[Dataset items]
======

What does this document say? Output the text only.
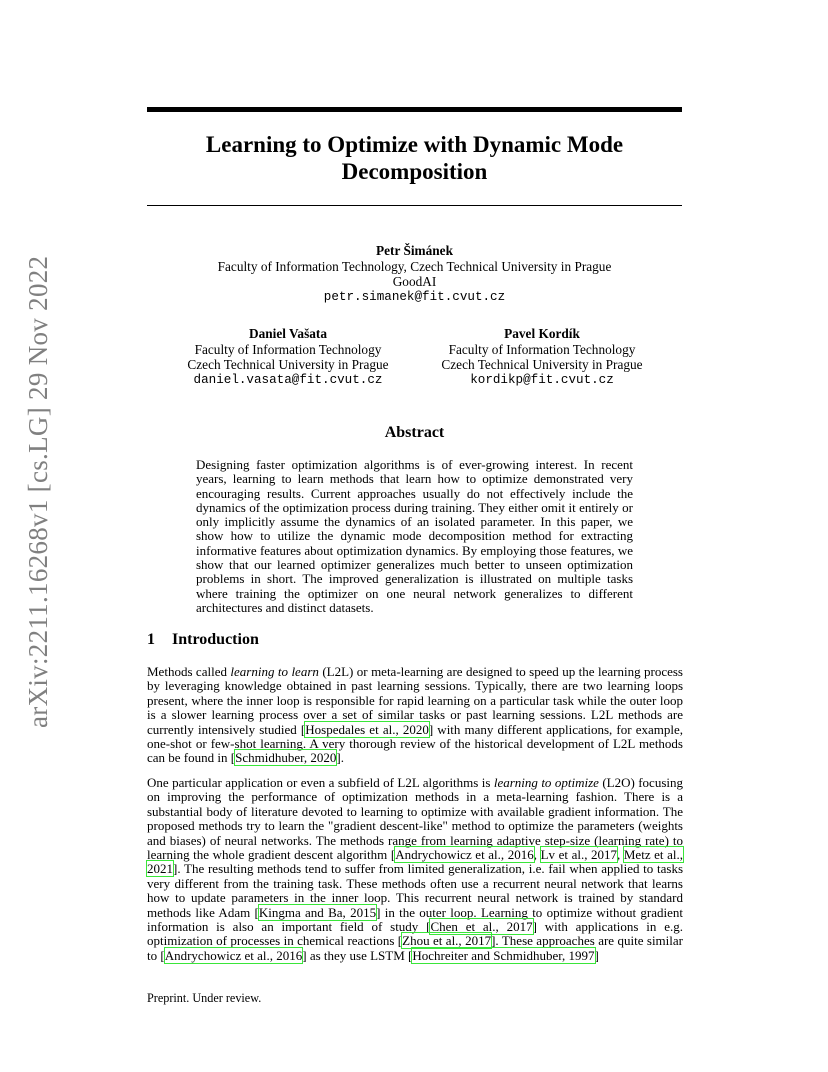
arXiv:2211.16268v1 [cs.LG] 29 Nov 2022
Learning to Optimize with Dynamic Mode Decomposition
Petr Šimánek
Faculty of Information Technology, Czech Technical University in Prague
GoodAI
petr.simanek@fit.cvut.cz
Daniel Vašata
Faculty of Information Technology
Czech Technical University in Prague
daniel.vasata@fit.cvut.cz
Pavel Kordík
Faculty of Information Technology
Czech Technical University in Prague
kordikp@fit.cvut.cz
Abstract
Designing faster optimization algorithms is of ever-growing interest. In recent years, learning to learn methods that learn how to optimize demonstrated very encouraging results. Current approaches usually do not effectively include the dynamics of the optimization process during training. They either omit it entirely or only implicitly assume the dynamics of an isolated parameter. In this paper, we show how to utilize the dynamic mode decomposition method for extracting informative features about optimization dynamics. By employing those features, we show that our learned optimizer generalizes much better to unseen optimization problems in short. The improved generalization is illustrated on multiple tasks where training the optimizer on one neural network generalizes to different architectures and distinct datasets.
1 Introduction
Methods called learning to learn (L2L) or meta-learning are designed to speed up the learning process by leveraging knowledge obtained in past learning sessions. Typically, there are two learning loops present, where the inner loop is responsible for rapid learning on a particular task while the outer loop is a slower learning process over a set of similar tasks or past learning sessions. L2L methods are currently intensively studied [Hospedales et al., 2020] with many different applications, for example, one-shot or few-shot learning. A very thorough review of the historical development of L2L methods can be found in [Schmidhuber, 2020].
One particular application or even a subfield of L2L algorithms is learning to optimize (L2O) focusing on improving the performance of optimization methods in a meta-learning fashion. There is a substantial body of literature devoted to learning to optimize with available gradient information. The proposed methods try to learn the "gradient descent-like" method to optimize the parameters (weights and biases) of neural networks. The methods range from learning adaptive step-size (learning rate) to learning the whole gradient descent algorithm [Andrychowicz et al., 2016, Lv et al., 2017, Metz et al., 2021]. The resulting methods tend to suffer from limited generalization, i.e. fail when applied to tasks very different from the training task. These methods often use a recurrent neural network that learns how to update parameters in the inner loop. This recurrent neural network is trained by standard methods like Adam [Kingma and Ba, 2015] in the outer loop. Learning to optimize without gradient information is also an important field of study [Chen et al., 2017] with applications in e.g. optimization of processes in chemical reactions [Zhou et al., 2017]. These approaches are quite similar to [Andrychowicz et al., 2016] as they use LSTM [Hochreiter and Schmidhuber, 1997]
Preprint. Under review.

======

WHAT THE TASK REQUIRES — Make an exact copy of the data above, pictures excluded.

EXERCISE RESULT —
What does this document say? Output the text only.
arXiv:2211.16268v1 [cs.LG] 29 Nov 2022
Learning to Optimize with Dynamic Mode Decomposition
Petr Šimánek
Faculty of Information Technology, Czech Technical University in Prague
GoodAI
petr.simanek@fit.cvut.cz
Daniel Vašata
Faculty of Information Technology
Czech Technical University in Prague
daniel.vasata@fit.cvut.cz
Pavel Kordík
Faculty of Information Technology
Czech Technical University in Prague
kordikp@fit.cvut.cz
Abstract
Designing faster optimization algorithms is of ever-growing interest. In recent years, learning to learn methods that learn how to optimize demonstrated very encouraging results. Current approaches usually do not effectively include the dynamics of the optimization process during training. They either omit it entirely or only implicitly assume the dynamics of an isolated parameter. In this paper, we show how to utilize the dynamic mode decomposition method for extracting informative features about optimization dynamics. By employing those features, we show that our learned optimizer generalizes much better to unseen optimization problems in short. The improved generalization is illustrated on multiple tasks where training the optimizer on one neural network generalizes to different architectures and distinct datasets.
1 Introduction
Methods called learning to learn (L2L) or meta-learning are designed to speed up the learning process by leveraging knowledge obtained in past learning sessions. Typically, there are two learning loops present, where the inner loop is responsible for rapid learning on a particular task while the outer loop is a slower learning process over a set of similar tasks or past learning sessions. L2L methods are currently intensively studied [Hospedales et al., 2020] with many different applications, for example, one-shot or few-shot learning. A very thorough review of the historical development of L2L methods can be found in [Schmidhuber, 2020].
One particular application or even a subfield of L2L algorithms is learning to optimize (L2O) focusing on improving the performance of optimization methods in a meta-learning fashion. There is a substantial body of literature devoted to learning to optimize with available gradient information. The proposed methods try to learn the "gradient descent-like" method to optimize the parameters (weights and biases) of neural networks. The methods range from learning adaptive step-size (learning rate) to learning the whole gradient descent algorithm [Andrychowicz et al., 2016, Lv et al., 2017, Metz et al., 2021]. The resulting methods tend to suffer from limited generalization, i.e. fail when applied to tasks very different from the training task. These methods often use a recurrent neural network that learns how to update parameters in the inner loop. This recurrent neural network is trained by standard methods like Adam [Kingma and Ba, 2015] in the outer loop. Learning to optimize without gradient information is also an important field of study [Chen et al., 2017] with applications in e.g. optimization of processes in chemical reactions [Zhou et al., 2017]. These approaches are quite similar to [Andrychowicz et al., 2016] as they use LSTM [Hochreiter and Schmidhuber, 1997]
Preprint. Under review.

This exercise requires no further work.